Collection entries

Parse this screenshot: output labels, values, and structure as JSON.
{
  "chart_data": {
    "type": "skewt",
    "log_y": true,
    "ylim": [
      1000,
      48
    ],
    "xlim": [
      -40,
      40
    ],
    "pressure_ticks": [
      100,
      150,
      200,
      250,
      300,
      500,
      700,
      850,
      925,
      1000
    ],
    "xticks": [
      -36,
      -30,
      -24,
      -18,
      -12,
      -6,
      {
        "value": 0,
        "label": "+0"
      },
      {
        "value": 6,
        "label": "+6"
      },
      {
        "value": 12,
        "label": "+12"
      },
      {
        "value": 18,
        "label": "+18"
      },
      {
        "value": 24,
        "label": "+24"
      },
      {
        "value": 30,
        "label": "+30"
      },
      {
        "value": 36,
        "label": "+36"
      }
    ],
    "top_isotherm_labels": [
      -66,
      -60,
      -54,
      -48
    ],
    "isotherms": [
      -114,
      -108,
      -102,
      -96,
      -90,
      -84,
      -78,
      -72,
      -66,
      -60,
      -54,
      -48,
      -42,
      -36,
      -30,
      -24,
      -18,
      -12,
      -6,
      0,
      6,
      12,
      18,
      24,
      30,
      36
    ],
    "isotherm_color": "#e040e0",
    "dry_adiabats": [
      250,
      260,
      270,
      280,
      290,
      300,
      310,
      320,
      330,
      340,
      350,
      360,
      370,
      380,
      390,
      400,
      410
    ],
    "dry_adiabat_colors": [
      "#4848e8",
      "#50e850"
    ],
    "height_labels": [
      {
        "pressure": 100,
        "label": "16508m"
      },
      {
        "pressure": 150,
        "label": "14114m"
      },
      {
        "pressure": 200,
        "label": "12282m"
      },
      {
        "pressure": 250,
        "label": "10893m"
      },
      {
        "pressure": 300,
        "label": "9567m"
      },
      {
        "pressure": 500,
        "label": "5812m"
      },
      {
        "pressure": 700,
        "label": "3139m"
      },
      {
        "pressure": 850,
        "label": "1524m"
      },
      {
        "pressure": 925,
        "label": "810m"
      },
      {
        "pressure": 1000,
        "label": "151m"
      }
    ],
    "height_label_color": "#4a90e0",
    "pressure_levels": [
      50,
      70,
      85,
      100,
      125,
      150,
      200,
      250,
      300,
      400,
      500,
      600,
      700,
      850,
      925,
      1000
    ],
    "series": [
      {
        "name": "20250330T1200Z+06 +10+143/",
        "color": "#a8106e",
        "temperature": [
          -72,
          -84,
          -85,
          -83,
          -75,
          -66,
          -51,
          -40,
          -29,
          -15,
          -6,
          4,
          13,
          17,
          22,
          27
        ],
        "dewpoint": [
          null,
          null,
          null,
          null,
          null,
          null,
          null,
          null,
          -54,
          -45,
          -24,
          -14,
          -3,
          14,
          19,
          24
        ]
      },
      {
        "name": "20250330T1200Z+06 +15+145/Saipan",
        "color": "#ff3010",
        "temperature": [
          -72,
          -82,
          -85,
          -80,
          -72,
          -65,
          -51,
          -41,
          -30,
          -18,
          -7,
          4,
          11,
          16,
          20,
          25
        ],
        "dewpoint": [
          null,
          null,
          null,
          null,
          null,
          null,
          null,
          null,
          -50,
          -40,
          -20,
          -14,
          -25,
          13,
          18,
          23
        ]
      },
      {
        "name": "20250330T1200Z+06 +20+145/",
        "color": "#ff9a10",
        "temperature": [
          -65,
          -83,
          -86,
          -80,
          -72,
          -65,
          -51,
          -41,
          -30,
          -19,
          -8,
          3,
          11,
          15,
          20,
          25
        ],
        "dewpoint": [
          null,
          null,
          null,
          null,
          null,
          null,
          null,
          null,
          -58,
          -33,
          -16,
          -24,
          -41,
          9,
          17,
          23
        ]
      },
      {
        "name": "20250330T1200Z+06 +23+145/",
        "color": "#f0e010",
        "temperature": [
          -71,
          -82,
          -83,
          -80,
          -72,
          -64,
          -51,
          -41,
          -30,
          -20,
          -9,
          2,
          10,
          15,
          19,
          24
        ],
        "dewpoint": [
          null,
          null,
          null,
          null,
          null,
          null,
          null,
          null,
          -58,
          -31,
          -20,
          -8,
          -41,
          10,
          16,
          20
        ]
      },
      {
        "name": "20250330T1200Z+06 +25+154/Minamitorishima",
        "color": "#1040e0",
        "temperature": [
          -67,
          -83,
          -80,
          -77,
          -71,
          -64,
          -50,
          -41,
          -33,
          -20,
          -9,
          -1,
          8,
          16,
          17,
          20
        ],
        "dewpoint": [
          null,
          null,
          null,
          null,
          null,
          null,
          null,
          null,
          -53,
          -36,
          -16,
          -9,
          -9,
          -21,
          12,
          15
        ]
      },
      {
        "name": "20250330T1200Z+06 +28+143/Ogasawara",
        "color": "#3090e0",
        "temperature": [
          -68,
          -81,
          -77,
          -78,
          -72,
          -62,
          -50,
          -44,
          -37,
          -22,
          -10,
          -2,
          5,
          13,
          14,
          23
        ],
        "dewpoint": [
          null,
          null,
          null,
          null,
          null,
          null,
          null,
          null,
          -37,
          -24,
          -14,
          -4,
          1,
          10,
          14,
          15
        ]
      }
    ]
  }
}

▶ [Objective]
Show the lines of the records that contain the word "name".

▶ [Full response]
        "name": "20250330T1200Z+06 +10+143/",
        "name": "20250330T1200Z+06 +15+145/Saipan",
        "name": "20250330T1200Z+06 +20+145/",
        "name": "20250330T1200Z+06 +23+145/",
        "name": "20250330T1200Z+06 +25+154/Minamitorishima",
        "name": "20250330T1200Z+06 +28+143/Ogasawara",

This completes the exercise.